_Direction_. For each line below that includes the word "JSON", make a copy.

_Input for this task_.
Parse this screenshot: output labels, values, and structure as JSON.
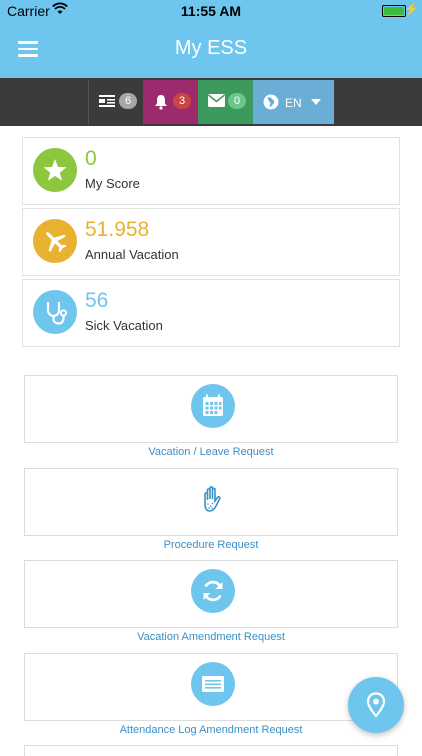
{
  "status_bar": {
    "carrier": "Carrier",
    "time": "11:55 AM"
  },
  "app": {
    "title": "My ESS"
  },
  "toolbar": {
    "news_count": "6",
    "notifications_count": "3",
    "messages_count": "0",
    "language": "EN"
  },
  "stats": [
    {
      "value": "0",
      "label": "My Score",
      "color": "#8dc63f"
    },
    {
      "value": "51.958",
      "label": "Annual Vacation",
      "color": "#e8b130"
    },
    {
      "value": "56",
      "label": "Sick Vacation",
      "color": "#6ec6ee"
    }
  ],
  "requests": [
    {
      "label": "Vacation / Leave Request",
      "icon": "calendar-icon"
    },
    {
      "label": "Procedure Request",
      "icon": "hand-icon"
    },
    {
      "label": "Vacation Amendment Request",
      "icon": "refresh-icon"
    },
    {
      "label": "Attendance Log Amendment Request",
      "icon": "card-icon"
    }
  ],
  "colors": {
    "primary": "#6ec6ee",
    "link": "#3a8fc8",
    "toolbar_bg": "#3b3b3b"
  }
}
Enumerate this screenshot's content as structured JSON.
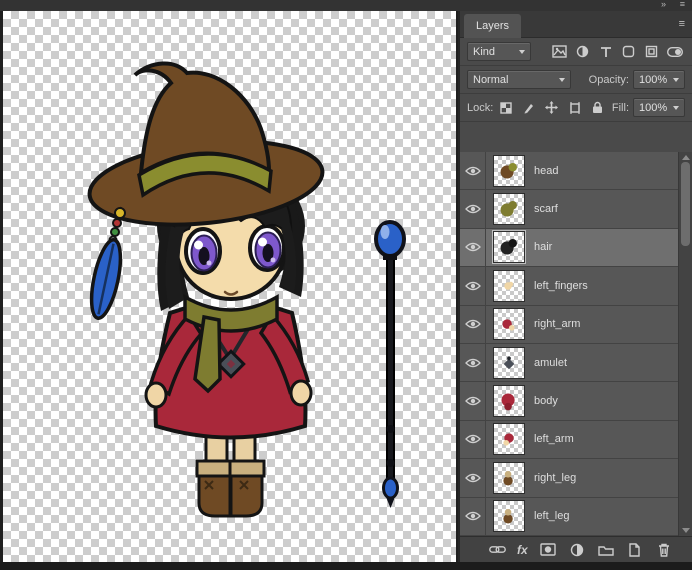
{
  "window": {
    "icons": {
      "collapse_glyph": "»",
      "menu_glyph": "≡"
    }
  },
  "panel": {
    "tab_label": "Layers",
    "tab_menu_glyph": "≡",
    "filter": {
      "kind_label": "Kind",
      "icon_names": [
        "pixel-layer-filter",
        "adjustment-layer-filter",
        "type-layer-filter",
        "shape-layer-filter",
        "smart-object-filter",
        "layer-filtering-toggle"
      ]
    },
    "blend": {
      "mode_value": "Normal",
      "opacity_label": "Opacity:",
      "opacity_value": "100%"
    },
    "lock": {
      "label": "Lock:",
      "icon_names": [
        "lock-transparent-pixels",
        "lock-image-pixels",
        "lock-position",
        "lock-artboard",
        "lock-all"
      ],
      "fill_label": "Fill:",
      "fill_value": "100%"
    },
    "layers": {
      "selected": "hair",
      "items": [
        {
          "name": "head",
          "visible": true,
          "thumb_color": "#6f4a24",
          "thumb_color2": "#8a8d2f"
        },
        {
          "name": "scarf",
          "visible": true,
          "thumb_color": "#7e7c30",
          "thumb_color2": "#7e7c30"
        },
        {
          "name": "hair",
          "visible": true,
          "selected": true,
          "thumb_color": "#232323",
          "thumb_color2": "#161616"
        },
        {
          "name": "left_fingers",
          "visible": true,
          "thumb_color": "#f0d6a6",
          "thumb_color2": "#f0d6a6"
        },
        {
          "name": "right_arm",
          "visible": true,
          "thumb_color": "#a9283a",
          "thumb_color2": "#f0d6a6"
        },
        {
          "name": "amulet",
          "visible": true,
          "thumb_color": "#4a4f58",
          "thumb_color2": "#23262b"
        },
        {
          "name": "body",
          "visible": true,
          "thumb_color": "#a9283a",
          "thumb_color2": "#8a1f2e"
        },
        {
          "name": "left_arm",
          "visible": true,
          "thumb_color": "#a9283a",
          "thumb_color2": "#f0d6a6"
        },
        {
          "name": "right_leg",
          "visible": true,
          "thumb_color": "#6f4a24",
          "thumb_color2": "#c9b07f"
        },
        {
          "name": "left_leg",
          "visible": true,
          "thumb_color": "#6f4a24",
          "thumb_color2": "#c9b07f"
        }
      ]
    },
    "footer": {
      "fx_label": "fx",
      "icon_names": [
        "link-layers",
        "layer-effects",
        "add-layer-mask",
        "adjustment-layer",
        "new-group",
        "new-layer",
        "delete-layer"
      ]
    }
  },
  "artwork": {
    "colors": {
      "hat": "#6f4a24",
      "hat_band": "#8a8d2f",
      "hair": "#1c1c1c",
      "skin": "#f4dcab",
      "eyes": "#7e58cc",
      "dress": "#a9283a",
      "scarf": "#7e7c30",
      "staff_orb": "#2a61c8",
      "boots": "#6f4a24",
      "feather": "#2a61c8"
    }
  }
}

_Reply to the task_.
Parse this screenshot: output labels, values, and structure as JSON.
Enumerate this screenshot's content as structured JSON.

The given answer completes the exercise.